## DATASET EXCERPTS

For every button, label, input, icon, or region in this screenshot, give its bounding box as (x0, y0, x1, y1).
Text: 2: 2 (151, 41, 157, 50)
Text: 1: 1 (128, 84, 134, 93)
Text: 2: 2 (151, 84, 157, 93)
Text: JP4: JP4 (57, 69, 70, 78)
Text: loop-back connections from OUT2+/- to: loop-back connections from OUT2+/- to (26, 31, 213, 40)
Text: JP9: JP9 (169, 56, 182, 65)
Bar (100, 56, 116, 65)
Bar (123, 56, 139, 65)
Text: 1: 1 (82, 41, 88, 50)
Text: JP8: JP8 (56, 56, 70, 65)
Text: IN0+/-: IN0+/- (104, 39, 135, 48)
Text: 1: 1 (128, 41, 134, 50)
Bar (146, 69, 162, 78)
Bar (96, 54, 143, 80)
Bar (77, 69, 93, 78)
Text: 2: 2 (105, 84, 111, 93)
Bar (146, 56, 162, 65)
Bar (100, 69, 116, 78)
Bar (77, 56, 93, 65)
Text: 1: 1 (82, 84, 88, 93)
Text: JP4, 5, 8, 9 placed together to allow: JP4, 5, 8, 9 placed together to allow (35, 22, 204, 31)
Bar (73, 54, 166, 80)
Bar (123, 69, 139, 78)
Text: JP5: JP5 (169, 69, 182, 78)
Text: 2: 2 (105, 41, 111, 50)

## DESCRIPTION OF THE TASK
Copy every row above verbatim and in the same order, with no changes to text, spacing, or coordinates.

## FULL SOLUTION
For every button, label, input, icon, or region in this screenshot, give its bounding box as (x0, y0, x1, y1).
Text: 2: 2 (151, 41, 157, 50)
Text: 1: 1 (128, 84, 134, 93)
Text: 2: 2 (151, 84, 157, 93)
Text: JP4: JP4 (57, 69, 70, 78)
Text: loop-back connections from OUT2+/- to: loop-back connections from OUT2+/- to (26, 31, 213, 40)
Text: JP9: JP9 (169, 56, 182, 65)
Bar (100, 56, 116, 65)
Bar (123, 56, 139, 65)
Text: 1: 1 (82, 41, 88, 50)
Text: JP8: JP8 (56, 56, 70, 65)
Text: IN0+/-: IN0+/- (104, 39, 135, 48)
Text: 1: 1 (128, 41, 134, 50)
Bar (146, 69, 162, 78)
Bar (96, 54, 143, 80)
Bar (77, 69, 93, 78)
Text: 2: 2 (105, 84, 111, 93)
Bar (146, 56, 162, 65)
Bar (100, 69, 116, 78)
Bar (77, 56, 93, 65)
Text: 1: 1 (82, 84, 88, 93)
Text: JP4, 5, 8, 9 placed together to allow: JP4, 5, 8, 9 placed together to allow (35, 22, 204, 31)
Bar (73, 54, 166, 80)
Bar (123, 69, 139, 78)
Text: JP5: JP5 (169, 69, 182, 78)
Text: 2: 2 (105, 41, 111, 50)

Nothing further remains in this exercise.